- _DATA SECTION_
****************************************

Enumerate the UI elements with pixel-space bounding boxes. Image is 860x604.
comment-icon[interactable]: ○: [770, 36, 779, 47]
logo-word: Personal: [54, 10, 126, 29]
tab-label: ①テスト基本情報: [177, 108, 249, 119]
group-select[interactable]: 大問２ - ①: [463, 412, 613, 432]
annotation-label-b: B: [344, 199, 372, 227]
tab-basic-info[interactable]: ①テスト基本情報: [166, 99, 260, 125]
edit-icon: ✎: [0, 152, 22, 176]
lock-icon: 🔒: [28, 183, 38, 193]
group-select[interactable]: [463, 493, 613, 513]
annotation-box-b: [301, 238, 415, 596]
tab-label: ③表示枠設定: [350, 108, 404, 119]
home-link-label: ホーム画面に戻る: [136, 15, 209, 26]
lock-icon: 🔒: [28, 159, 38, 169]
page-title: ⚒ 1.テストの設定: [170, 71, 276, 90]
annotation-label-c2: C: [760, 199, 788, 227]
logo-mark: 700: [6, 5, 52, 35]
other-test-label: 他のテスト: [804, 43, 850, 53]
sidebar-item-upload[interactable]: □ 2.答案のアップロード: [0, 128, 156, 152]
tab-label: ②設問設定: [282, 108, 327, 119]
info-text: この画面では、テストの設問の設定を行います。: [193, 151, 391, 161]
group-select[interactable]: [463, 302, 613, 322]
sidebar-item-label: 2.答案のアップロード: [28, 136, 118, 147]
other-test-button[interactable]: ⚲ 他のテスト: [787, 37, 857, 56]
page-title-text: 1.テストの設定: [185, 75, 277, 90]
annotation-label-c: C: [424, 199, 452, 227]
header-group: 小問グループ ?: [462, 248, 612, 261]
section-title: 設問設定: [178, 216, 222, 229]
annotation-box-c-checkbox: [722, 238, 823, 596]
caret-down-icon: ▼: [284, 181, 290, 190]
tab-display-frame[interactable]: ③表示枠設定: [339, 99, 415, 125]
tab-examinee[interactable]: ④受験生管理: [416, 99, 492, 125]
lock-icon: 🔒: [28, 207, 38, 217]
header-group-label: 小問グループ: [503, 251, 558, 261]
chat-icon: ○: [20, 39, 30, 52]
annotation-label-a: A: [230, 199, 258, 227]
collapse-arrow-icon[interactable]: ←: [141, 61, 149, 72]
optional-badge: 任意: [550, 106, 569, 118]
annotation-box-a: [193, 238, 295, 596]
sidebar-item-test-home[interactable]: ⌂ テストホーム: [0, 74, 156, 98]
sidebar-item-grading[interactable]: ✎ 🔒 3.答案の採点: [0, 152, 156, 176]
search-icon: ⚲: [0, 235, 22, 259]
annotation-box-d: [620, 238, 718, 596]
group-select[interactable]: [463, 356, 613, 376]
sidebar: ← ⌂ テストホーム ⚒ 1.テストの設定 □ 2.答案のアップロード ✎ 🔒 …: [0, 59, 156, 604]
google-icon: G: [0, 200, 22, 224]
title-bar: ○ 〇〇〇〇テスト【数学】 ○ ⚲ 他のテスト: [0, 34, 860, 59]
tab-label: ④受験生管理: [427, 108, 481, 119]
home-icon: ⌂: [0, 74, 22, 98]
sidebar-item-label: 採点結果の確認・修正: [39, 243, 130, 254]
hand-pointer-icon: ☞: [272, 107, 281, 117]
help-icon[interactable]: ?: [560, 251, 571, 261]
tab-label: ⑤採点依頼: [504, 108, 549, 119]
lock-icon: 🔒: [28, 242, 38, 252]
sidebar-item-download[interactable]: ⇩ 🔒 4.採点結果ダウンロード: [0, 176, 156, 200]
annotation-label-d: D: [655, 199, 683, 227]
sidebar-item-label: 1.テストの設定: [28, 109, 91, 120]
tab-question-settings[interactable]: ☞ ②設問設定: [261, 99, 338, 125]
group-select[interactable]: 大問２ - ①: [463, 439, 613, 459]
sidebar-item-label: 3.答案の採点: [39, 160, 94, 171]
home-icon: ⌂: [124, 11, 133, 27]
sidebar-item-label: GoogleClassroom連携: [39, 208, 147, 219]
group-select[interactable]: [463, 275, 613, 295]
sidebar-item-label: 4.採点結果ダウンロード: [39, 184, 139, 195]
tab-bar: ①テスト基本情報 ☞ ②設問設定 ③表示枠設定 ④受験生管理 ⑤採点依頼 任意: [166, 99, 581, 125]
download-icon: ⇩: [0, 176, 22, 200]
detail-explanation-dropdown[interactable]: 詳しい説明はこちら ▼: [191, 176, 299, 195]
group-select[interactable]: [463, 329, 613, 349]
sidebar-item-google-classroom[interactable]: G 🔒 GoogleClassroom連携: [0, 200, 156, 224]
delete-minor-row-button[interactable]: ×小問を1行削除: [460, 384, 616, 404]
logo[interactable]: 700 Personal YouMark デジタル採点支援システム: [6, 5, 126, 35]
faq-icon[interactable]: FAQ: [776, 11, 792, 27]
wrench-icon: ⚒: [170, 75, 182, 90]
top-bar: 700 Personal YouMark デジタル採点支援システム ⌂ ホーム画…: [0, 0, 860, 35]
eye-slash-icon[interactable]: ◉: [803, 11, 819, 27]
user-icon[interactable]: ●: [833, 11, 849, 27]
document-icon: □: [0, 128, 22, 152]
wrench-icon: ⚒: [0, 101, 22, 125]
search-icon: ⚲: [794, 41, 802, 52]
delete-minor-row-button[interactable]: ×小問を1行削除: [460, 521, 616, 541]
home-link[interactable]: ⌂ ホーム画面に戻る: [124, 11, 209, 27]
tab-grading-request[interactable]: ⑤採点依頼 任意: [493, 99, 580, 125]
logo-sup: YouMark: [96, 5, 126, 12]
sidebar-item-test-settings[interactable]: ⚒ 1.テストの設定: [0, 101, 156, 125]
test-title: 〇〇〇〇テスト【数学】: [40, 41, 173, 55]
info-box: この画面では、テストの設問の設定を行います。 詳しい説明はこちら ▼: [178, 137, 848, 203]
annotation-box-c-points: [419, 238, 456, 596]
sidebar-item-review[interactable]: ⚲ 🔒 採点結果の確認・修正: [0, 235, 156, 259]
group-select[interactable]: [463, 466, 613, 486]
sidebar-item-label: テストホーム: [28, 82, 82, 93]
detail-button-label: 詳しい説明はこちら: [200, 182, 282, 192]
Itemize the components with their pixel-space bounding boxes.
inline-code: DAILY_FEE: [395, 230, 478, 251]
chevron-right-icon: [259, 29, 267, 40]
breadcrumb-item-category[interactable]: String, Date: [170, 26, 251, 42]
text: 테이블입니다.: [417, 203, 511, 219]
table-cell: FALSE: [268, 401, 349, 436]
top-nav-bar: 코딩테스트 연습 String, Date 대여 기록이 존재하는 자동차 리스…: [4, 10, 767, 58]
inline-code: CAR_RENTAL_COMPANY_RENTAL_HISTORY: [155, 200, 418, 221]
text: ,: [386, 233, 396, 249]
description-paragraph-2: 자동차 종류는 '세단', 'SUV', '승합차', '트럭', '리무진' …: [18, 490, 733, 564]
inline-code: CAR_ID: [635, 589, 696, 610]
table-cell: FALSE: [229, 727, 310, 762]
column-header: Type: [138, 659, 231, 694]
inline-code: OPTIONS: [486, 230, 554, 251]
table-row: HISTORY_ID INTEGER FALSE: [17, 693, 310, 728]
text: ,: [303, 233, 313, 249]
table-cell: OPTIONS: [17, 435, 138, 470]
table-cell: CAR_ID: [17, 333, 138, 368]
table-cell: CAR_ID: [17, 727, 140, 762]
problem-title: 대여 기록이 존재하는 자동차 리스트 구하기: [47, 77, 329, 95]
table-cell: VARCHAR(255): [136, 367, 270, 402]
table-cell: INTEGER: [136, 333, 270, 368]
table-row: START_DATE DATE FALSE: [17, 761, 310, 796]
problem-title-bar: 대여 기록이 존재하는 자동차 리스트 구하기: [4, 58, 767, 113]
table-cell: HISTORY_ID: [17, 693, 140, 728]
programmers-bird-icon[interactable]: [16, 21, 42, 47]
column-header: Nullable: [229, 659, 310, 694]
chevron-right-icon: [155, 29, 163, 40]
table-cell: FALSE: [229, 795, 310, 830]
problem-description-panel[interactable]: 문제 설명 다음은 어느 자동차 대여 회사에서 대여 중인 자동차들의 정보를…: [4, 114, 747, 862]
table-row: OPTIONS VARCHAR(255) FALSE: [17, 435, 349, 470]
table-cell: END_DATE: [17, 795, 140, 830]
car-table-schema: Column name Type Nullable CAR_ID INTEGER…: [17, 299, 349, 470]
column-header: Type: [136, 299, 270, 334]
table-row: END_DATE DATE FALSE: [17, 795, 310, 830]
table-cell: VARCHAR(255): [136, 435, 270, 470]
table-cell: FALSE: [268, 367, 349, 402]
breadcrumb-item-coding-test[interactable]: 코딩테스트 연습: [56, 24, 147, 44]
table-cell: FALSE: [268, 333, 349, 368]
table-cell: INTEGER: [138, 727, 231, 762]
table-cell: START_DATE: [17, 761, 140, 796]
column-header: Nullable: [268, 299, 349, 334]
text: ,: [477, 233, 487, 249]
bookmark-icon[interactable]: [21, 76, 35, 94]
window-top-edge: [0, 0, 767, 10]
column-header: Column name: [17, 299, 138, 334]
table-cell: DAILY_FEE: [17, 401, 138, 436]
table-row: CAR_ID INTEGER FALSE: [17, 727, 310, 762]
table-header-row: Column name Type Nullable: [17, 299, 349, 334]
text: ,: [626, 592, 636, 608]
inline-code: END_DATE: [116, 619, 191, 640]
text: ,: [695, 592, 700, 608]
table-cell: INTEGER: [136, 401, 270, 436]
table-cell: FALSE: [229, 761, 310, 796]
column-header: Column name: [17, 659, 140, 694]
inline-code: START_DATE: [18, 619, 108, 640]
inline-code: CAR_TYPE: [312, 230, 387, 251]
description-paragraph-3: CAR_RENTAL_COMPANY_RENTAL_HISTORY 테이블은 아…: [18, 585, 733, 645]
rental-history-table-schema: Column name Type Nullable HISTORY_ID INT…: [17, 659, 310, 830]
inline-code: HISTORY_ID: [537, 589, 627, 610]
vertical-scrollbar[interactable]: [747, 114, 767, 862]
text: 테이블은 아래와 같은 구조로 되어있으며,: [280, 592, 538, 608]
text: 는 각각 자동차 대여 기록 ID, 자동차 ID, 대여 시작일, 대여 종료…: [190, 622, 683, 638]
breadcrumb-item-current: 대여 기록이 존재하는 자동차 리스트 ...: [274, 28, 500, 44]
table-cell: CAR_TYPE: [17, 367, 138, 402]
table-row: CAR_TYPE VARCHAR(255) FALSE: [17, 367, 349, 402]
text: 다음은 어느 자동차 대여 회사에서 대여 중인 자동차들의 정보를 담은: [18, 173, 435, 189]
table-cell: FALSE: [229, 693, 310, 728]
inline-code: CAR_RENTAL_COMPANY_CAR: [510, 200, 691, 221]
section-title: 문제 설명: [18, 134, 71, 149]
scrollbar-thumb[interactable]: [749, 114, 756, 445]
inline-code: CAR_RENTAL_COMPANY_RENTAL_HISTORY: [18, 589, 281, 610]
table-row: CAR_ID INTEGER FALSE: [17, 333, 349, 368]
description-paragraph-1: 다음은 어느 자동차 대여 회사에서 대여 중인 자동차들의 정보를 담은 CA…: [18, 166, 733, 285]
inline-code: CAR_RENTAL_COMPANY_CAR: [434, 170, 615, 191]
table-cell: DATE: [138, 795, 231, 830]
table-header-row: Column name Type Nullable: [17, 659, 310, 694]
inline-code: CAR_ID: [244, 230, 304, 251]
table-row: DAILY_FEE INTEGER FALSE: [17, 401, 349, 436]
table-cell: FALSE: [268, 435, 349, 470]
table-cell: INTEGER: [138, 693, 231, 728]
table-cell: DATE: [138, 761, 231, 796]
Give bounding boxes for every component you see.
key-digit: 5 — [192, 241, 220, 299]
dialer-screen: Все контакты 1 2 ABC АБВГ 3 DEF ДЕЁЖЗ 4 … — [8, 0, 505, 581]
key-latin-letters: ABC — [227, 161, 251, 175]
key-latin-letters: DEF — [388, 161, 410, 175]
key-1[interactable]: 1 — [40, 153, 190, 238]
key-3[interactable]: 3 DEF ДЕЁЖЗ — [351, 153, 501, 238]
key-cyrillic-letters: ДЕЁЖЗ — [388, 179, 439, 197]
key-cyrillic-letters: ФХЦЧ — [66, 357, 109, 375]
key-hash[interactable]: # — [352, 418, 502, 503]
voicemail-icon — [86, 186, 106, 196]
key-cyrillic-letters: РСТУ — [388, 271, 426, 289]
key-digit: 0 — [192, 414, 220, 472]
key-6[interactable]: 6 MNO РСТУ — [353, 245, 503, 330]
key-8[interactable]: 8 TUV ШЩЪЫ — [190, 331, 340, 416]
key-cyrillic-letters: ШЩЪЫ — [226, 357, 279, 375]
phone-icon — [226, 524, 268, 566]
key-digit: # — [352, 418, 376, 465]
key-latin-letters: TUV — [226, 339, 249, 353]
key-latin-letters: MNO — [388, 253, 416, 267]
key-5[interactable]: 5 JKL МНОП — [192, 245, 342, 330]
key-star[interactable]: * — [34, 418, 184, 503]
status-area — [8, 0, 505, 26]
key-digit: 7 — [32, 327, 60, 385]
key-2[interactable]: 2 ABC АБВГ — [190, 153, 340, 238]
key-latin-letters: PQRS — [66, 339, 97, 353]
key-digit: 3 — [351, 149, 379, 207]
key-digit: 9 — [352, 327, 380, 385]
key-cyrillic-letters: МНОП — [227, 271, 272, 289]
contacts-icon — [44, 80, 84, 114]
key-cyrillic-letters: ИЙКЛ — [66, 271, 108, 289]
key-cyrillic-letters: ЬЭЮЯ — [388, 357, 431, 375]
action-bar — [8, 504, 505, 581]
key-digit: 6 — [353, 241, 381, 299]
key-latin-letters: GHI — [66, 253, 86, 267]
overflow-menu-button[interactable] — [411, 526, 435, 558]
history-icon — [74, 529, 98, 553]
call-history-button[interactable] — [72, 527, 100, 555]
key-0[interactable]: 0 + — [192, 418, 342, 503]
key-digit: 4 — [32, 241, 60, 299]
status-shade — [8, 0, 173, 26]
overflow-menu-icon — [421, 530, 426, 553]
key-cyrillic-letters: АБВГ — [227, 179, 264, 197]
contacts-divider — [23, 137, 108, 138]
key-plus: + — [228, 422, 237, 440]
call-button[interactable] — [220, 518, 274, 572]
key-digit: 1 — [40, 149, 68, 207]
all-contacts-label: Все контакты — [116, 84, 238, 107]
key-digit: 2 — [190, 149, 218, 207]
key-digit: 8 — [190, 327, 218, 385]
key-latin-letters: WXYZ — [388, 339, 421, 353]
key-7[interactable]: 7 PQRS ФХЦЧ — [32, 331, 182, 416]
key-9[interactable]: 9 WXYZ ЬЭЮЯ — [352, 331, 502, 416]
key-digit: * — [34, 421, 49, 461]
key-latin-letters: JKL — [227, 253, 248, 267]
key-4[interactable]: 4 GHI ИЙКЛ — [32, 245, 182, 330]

****************************************

- _WHAT TO DO_
Reproduce the data word for word, starting at its first line and ending at the line containing "page-title: ⚒ 1.テストの設定: [170, 71, 276, 90]", with both of those lines included.

- _EXERCISE RESULT_
Enumerate the UI elements with pixel-space bounding boxes. Image is 860x604.
comment-icon[interactable]: ○: [770, 36, 779, 47]
logo-word: Personal: [54, 10, 126, 29]
tab-label: ①テスト基本情報: [177, 108, 249, 119]
group-select[interactable]: 大問２ - ①: [463, 412, 613, 432]
annotation-label-b: B: [344, 199, 372, 227]
tab-basic-info[interactable]: ①テスト基本情報: [166, 99, 260, 125]
edit-icon: ✎: [0, 152, 22, 176]
lock-icon: 🔒: [28, 183, 38, 193]
group-select[interactable]: [463, 493, 613, 513]
annotation-box-b: [301, 238, 415, 596]
tab-label: ③表示枠設定: [350, 108, 404, 119]
home-link-label: ホーム画面に戻る: [136, 15, 209, 26]
lock-icon: 🔒: [28, 159, 38, 169]
page-title: ⚒ 1.テストの設定: [170, 71, 276, 90]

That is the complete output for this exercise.